### Set exercise
Wherever the word "dengan" appears in a line, extract that line.

### Excerpted data
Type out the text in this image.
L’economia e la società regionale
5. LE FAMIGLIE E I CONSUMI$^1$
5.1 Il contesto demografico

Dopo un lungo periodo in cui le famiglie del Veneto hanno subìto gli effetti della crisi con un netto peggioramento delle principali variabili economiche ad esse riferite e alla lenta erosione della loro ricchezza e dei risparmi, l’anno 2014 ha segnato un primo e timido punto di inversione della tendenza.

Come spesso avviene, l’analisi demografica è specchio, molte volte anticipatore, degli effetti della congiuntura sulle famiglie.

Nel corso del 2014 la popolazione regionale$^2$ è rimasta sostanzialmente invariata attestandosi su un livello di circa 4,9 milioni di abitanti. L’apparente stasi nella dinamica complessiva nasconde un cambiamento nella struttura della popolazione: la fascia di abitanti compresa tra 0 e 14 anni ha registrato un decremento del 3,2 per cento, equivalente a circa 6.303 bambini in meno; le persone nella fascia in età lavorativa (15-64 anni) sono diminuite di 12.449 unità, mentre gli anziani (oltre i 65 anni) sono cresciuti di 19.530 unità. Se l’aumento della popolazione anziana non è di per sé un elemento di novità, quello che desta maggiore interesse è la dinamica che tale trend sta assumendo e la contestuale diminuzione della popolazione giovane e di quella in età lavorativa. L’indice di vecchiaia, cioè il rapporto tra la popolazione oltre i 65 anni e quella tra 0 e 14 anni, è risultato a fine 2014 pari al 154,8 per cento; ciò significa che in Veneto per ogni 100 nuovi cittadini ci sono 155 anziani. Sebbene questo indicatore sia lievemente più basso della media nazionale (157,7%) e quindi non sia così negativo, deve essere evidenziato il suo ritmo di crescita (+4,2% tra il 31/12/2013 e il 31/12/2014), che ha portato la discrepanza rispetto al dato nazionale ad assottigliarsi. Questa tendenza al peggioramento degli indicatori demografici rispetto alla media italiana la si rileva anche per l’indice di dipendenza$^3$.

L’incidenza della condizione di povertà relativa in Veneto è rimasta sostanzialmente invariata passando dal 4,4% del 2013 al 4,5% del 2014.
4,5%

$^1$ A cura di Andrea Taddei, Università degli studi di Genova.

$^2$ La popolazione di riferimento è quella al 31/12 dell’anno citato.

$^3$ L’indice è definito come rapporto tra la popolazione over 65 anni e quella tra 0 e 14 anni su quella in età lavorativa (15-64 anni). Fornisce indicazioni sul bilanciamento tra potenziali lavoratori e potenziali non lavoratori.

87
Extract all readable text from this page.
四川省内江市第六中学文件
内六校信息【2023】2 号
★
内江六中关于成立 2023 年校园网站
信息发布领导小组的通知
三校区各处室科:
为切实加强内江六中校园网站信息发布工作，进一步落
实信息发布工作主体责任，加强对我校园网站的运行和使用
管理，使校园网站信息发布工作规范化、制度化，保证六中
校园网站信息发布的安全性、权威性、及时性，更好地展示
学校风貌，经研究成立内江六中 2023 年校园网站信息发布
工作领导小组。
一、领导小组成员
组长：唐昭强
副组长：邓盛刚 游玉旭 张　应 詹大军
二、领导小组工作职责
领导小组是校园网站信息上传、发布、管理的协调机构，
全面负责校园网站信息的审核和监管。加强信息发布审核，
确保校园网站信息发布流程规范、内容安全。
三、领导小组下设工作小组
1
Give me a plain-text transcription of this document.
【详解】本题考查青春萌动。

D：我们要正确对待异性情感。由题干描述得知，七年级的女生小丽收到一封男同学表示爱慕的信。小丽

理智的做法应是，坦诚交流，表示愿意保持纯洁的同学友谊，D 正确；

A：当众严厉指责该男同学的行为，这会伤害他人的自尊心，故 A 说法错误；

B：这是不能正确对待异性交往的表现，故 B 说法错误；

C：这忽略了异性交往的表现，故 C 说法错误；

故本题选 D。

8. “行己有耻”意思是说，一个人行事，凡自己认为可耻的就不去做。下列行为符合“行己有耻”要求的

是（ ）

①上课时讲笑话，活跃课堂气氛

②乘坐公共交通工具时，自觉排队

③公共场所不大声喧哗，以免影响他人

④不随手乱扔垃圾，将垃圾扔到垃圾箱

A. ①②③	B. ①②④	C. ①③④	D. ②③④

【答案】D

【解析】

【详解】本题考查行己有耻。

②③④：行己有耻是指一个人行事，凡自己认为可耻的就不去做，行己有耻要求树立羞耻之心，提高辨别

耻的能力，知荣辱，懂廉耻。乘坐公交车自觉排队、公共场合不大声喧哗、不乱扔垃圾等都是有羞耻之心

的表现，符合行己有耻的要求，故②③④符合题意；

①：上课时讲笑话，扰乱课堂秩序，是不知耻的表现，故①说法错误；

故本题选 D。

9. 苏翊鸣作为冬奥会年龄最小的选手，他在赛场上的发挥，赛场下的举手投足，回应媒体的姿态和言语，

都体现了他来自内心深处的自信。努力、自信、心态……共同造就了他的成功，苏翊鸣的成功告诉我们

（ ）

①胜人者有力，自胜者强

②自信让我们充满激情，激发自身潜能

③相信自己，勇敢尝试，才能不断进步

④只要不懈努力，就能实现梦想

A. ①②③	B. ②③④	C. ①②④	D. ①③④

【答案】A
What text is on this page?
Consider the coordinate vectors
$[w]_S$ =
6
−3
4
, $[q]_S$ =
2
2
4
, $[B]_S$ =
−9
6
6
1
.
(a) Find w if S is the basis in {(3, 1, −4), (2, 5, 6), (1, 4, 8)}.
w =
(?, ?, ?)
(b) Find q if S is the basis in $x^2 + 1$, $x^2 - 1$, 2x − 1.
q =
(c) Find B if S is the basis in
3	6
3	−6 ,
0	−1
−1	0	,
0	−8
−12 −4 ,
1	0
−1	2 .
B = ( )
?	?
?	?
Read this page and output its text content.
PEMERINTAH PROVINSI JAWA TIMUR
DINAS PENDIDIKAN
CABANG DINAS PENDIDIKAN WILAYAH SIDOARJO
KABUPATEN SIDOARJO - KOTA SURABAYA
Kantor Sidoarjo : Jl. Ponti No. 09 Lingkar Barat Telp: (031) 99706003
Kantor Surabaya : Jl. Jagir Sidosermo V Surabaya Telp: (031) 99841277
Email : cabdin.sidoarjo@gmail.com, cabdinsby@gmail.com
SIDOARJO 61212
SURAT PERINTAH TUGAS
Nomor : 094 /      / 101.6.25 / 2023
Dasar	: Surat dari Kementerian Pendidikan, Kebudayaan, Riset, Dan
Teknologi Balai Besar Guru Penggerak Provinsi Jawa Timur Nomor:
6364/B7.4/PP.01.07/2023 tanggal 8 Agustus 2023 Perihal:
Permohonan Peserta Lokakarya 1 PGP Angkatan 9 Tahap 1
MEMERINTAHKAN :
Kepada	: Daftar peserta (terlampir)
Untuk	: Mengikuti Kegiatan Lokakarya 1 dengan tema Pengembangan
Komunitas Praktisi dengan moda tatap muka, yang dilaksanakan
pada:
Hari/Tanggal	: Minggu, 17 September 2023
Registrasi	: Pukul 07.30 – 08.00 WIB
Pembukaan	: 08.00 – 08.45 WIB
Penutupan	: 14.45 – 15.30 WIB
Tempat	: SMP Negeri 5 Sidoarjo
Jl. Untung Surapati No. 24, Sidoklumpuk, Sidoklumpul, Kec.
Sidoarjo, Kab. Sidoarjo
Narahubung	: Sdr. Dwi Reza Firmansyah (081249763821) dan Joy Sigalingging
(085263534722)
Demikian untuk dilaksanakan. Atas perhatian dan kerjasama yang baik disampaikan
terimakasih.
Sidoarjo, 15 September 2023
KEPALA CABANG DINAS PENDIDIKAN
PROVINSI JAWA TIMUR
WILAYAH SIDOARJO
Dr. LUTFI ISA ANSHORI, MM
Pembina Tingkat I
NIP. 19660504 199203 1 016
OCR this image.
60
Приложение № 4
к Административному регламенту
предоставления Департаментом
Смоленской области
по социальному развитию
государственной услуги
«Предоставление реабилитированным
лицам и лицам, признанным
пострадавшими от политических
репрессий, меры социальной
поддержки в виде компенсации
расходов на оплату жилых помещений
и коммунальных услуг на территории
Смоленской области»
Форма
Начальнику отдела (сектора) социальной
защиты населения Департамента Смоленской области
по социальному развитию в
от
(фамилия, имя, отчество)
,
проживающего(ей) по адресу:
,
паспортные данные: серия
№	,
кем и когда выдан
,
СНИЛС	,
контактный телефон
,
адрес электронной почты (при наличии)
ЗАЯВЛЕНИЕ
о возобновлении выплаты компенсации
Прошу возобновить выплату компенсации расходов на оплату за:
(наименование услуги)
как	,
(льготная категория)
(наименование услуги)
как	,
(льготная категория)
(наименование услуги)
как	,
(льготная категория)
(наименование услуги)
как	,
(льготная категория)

### The answer
Untuk	: Mengikuti Kegiatan Lokakarya 1 dengan tema Pengembangan
Komunitas Praktisi dengan moda tatap muka, yang dilaksanakan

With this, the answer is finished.